> Problem description
Every record should be copied exactly, except that pictures are to be omitted.

> Dataset entries
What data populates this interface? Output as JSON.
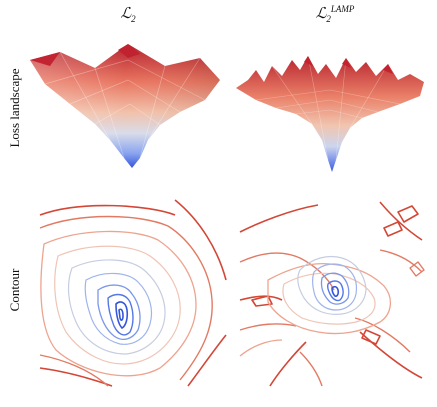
{
  "columns": [
    {
      "main": "ℒ",
      "sub": "2",
      "sup": ""
    },
    {
      "main": "ℒ",
      "sub": "2",
      "sup": "LAMP"
    }
  ],
  "rows": [
    {
      "label": "Loss landscape"
    },
    {
      "label": "Contour"
    }
  ],
  "colors": {
    "low": "#3b5ee8",
    "mid": "#d8dbe8",
    "high": "#c21c2b"
  }
}
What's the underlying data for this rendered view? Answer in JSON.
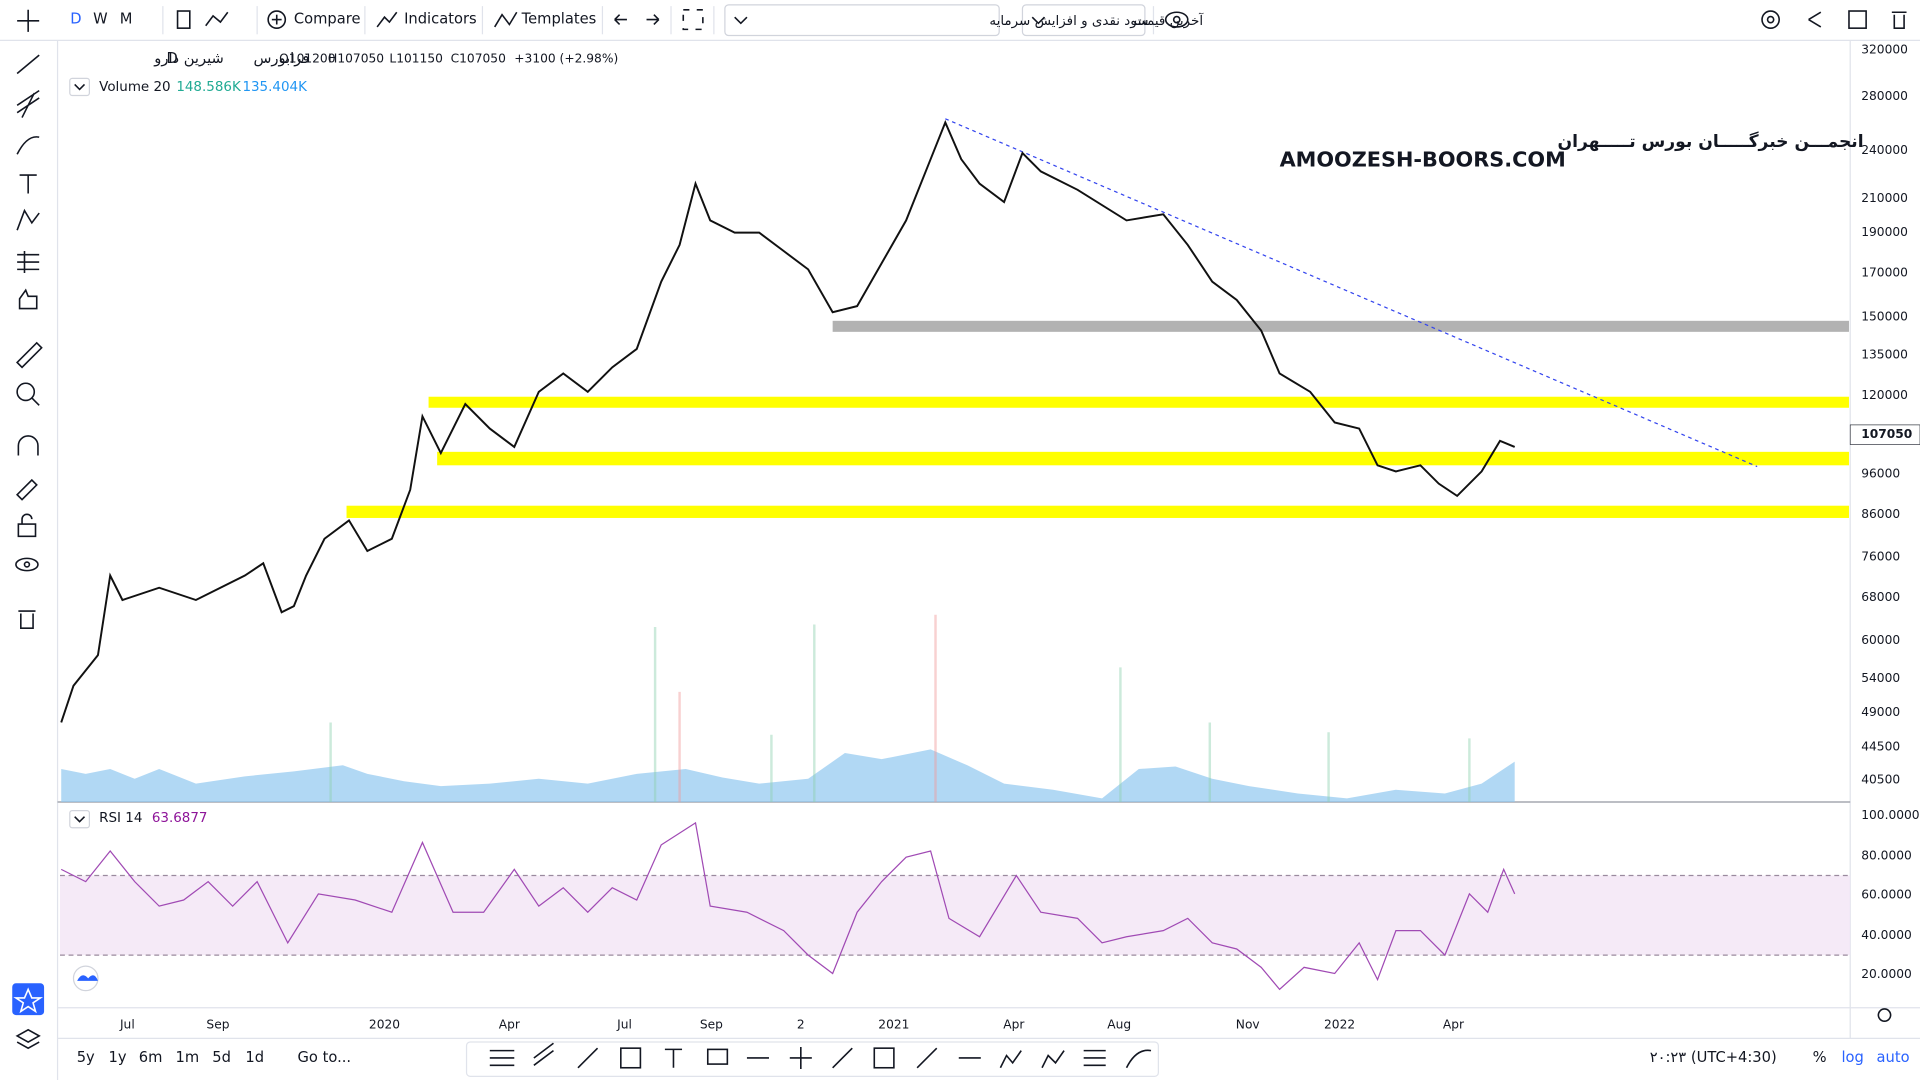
{
  "toolbar": {
    "intervals": [
      "D",
      "W",
      "M"
    ],
    "compare": "Compare",
    "indicators": "Indicators",
    "templates": "Templates",
    "symbol_search": "سود نقدی و افزایش سرمایه",
    "price_type": "آخرین قیمت"
  },
  "legend": {
    "symbol": "شیرین دارو",
    "interval": "D",
    "exchange": "فرابورس",
    "open": "O101200",
    "high": "H107050",
    "low": "L101150",
    "close": "C107050",
    "change": "+3100 (+2.98%)"
  },
  "volume": {
    "label": "Volume 20",
    "value": "148.586K",
    "ma": "135.404K"
  },
  "watermark": {
    "line1": "انجمـــن خبرگـــــان بورس تـــــهران",
    "line2": "AMOOZESH-BOORS.COM"
  },
  "price_axis": {
    "labels": [
      "320000",
      "280000",
      "240000",
      "210000",
      "190000",
      "170000",
      "150000",
      "135000",
      "120000",
      "96000",
      "86000",
      "76000",
      "68000",
      "60000",
      "54000",
      "49000",
      "44500",
      "40500"
    ],
    "last_price": "107050"
  },
  "rsi": {
    "label": "RSI 14",
    "value": "63.6877",
    "axis_labels": [
      "100.0000",
      "80.0000",
      "60.0000",
      "40.0000",
      "20.0000"
    ]
  },
  "time_axis": {
    "labels": [
      "Jul",
      "Sep",
      "2020",
      "Apr",
      "Jul",
      "Sep",
      "2",
      "2021",
      "Apr",
      "Aug",
      "Nov",
      "2022",
      "Apr"
    ]
  },
  "bottom_bar": {
    "ranges": [
      "5y",
      "1y",
      "6m",
      "1m",
      "5d",
      "1d"
    ],
    "goto": "Go to...",
    "clock": "۲۰:۲۳ (UTC+4:30)",
    "percent": "%",
    "log": "log",
    "auto": "auto"
  }
}
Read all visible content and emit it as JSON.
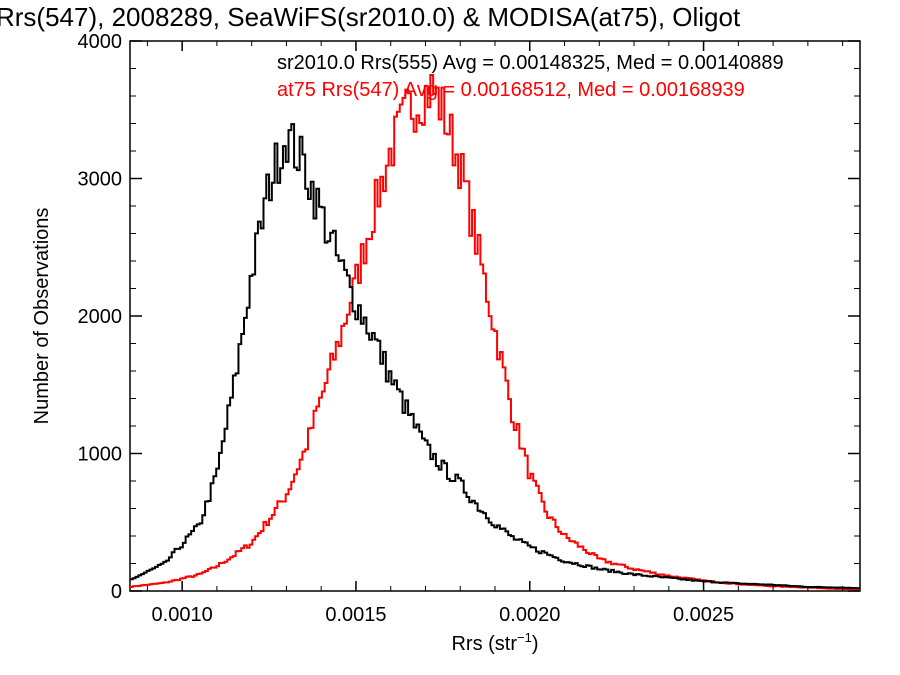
{
  "chart_data": {
    "type": "histogram",
    "title": "Rrs(547), 2008289, SeaWiFS(sr2010.0) & MODISA(at75), Oligot",
    "xlabel": "Rrs (str",
    "xlabel_sup": "−1",
    "xlabel_close": ")",
    "ylabel": "Number of Observations",
    "xlim": [
      0.00085,
      0.00295
    ],
    "ylim": [
      0,
      4000
    ],
    "x_ticks": [
      0.001,
      0.0015,
      0.002,
      0.0025
    ],
    "x_tick_labels": [
      "0.0010",
      "0.0015",
      "0.0020",
      "0.0025"
    ],
    "y_ticks": [
      0,
      1000,
      2000,
      3000,
      4000
    ],
    "y_tick_labels": [
      "0",
      "1000",
      "2000",
      "3000",
      "4000"
    ],
    "grid": false,
    "legend_position": "top-right",
    "bin_width": 8e-06,
    "series": [
      {
        "name": "sr2010.0 Rrs(555) Avg = 0.00148325, Med = 0.00140889",
        "color": "#000000",
        "x": [
          0.00085,
          0.00095,
          0.00105,
          0.0011,
          0.00115,
          0.0012,
          0.00125,
          0.0013,
          0.00135,
          0.0014,
          0.00145,
          0.0015,
          0.00155,
          0.0016,
          0.00165,
          0.0017,
          0.00175,
          0.0018,
          0.00185,
          0.0019,
          0.00195,
          0.002,
          0.0021,
          0.0022,
          0.0023,
          0.0024,
          0.0025,
          0.0026,
          0.0027,
          0.0028,
          0.0029,
          0.00295
        ],
        "values": [
          80,
          200,
          480,
          850,
          1500,
          2300,
          2950,
          3320,
          3100,
          2750,
          2400,
          2100,
          1850,
          1550,
          1300,
          1050,
          900,
          780,
          620,
          490,
          390,
          320,
          220,
          160,
          120,
          95,
          70,
          55,
          45,
          30,
          25,
          20
        ]
      },
      {
        "name": "at75 Rrs(547) Avg = 0.00168512, Med = 0.00168939",
        "color": "#ff0000",
        "x": [
          0.00085,
          0.00095,
          0.001,
          0.00105,
          0.0011,
          0.00115,
          0.0012,
          0.00125,
          0.0013,
          0.00135,
          0.0014,
          0.00145,
          0.0015,
          0.00155,
          0.0016,
          0.00165,
          0.0017,
          0.00172,
          0.00175,
          0.0018,
          0.00185,
          0.0019,
          0.00195,
          0.002,
          0.00205,
          0.0021,
          0.0022,
          0.0023,
          0.0024,
          0.0025,
          0.0026,
          0.0027,
          0.0028,
          0.0029,
          0.00295
        ],
        "values": [
          30,
          60,
          90,
          120,
          180,
          260,
          350,
          520,
          700,
          1000,
          1400,
          1800,
          2250,
          2750,
          3200,
          3500,
          3620,
          3650,
          3500,
          3100,
          2500,
          1900,
          1300,
          850,
          560,
          400,
          230,
          160,
          110,
          75,
          50,
          35,
          25,
          15,
          12
        ]
      }
    ]
  }
}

> Solution for this task
What data populates this interface? Output as JSON.
{
  "columns": [
    {
      "main": "ℒ",
      "sub": "2",
      "sup": ""
    },
    {
      "main": "ℒ",
      "sub": "2",
      "sup": "LAMP"
    }
  ],
  "rows": [
    {
      "label": "Loss landscape"
    },
    {
      "label": "Contour"
    }
  ],
  "colors": {
    "low": "#3b5ee8",
    "mid": "#d8dbe8",
    "high": "#c21c2b"
  }
}
What's the underlying data for this rendered view? Answer in JSON.
{
  "toolbar": {
    "intervals": [
      "D",
      "W",
      "M"
    ],
    "compare": "Compare",
    "indicators": "Indicators",
    "templates": "Templates",
    "symbol_search": "سود نقدی و افزایش سرمایه",
    "price_type": "آخرین قیمت"
  },
  "legend": {
    "symbol": "شیرین دارو",
    "interval": "D",
    "exchange": "فرابورس",
    "open": "O101200",
    "high": "H107050",
    "low": "L101150",
    "close": "C107050",
    "change": "+3100 (+2.98%)"
  },
  "volume": {
    "label": "Volume 20",
    "value": "148.586K",
    "ma": "135.404K"
  },
  "watermark": {
    "line1": "انجمـــن خبرگـــــان بورس تـــــهران",
    "line2": "AMOOZESH-BOORS.COM"
  },
  "price_axis": {
    "labels": [
      "320000",
      "280000",
      "240000",
      "210000",
      "190000",
      "170000",
      "150000",
      "135000",
      "120000",
      "96000",
      "86000",
      "76000",
      "68000",
      "60000",
      "54000",
      "49000",
      "44500",
      "40500"
    ],
    "last_price": "107050"
  },
  "rsi": {
    "label": "RSI 14",
    "value": "63.6877",
    "axis_labels": [
      "100.0000",
      "80.0000",
      "60.0000",
      "40.0000",
      "20.0000"
    ]
  },
  "time_axis": {
    "labels": [
      "Jul",
      "Sep",
      "2020",
      "Apr",
      "Jul",
      "Sep",
      "2",
      "2021",
      "Apr",
      "Aug",
      "Nov",
      "2022",
      "Apr"
    ]
  },
  "bottom_bar": {
    "ranges": [
      "5y",
      "1y",
      "6m",
      "1m",
      "5d",
      "1d"
    ],
    "goto": "Go to...",
    "clock": "۲۰:۲۳ (UTC+4:30)",
    "percent": "%",
    "log": "log",
    "auto": "auto"
  }
}
Read all visible content and emit it as JSON.
{
  "chart_data": {
    "type": "histogram",
    "title": "Rrs(547), 2008289, SeaWiFS(sr2010.0) & MODISA(at75), Oligot",
    "xlabel": "Rrs (str",
    "xlabel_sup": "−1",
    "xlabel_close": ")",
    "ylabel": "Number of Observations",
    "xlim": [
      0.00085,
      0.00295
    ],
    "ylim": [
      0,
      4000
    ],
    "x_ticks": [
      0.001,
      0.0015,
      0.002,
      0.0025
    ],
    "x_tick_labels": [
      "0.0010",
      "0.0015",
      "0.0020",
      "0.0025"
    ],
    "y_ticks": [
      0,
      1000,
      2000,
      3000,
      4000
    ],
    "y_tick_labels": [
      "0",
      "1000",
      "2000",
      "3000",
      "4000"
    ],
    "grid": false,
    "legend_position": "top-right",
    "bin_width": 8e-06,
    "series": [
      {
        "name": "sr2010.0 Rrs(555) Avg = 0.00148325, Med = 0.00140889",
        "color": "#000000",
        "x": [
          0.00085,
          0.00095,
          0.00105,
          0.0011,
          0.00115,
          0.0012,
          0.00125,
          0.0013,
          0.00135,
          0.0014,
          0.00145,
          0.0015,
          0.00155,
          0.0016,
          0.00165,
          0.0017,
          0.00175,
          0.0018,
          0.00185,
          0.0019,
          0.00195,
          0.002,
          0.0021,
          0.0022,
          0.0023,
          0.0024,
          0.0025,
          0.0026,
          0.0027,
          0.0028,
          0.0029,
          0.00295
        ],
        "values": [
          80,
          200,
          480,
          850,
          1500,
          2300,
          2950,
          3320,
          3100,
          2750,
          2400,
          2100,
          1850,
          1550,
          1300,
          1050,
          900,
          780,
          620,
          490,
          390,
          320,
          220,
          160,
          120,
          95,
          70,
          55,
          45,
          30,
          25,
          20
        ]
      },
      {
        "name": "at75 Rrs(547) Avg = 0.00168512, Med = 0.00168939",
        "color": "#ff0000",
        "x": [
          0.00085,
          0.00095,
          0.001,
          0.00105,
          0.0011,
          0.00115,
          0.0012,
          0.00125,
          0.0013,
          0.00135,
          0.0014,
          0.00145,
          0.0015,
          0.00155,
          0.0016,
          0.00165,
          0.0017,
          0.00172,
          0.00175,
          0.0018,
          0.00185,
          0.0019,
          0.00195,
          0.002,
          0.00205,
          0.0021,
          0.0022,
          0.0023,
          0.0024,
          0.0025,
          0.0026,
          0.0027,
          0.0028,
          0.0029,
          0.00295
        ],
        "values": [
          30,
          60,
          90,
          120,
          180,
          260,
          350,
          520,
          700,
          1000,
          1400,
          1800,
          2250,
          2750,
          3200,
          3500,
          3620,
          3650,
          3500,
          3100,
          2500,
          1900,
          1300,
          850,
          560,
          400,
          230,
          160,
          110,
          75,
          50,
          35,
          25,
          15,
          12
        ]
      }
    ]
  }
}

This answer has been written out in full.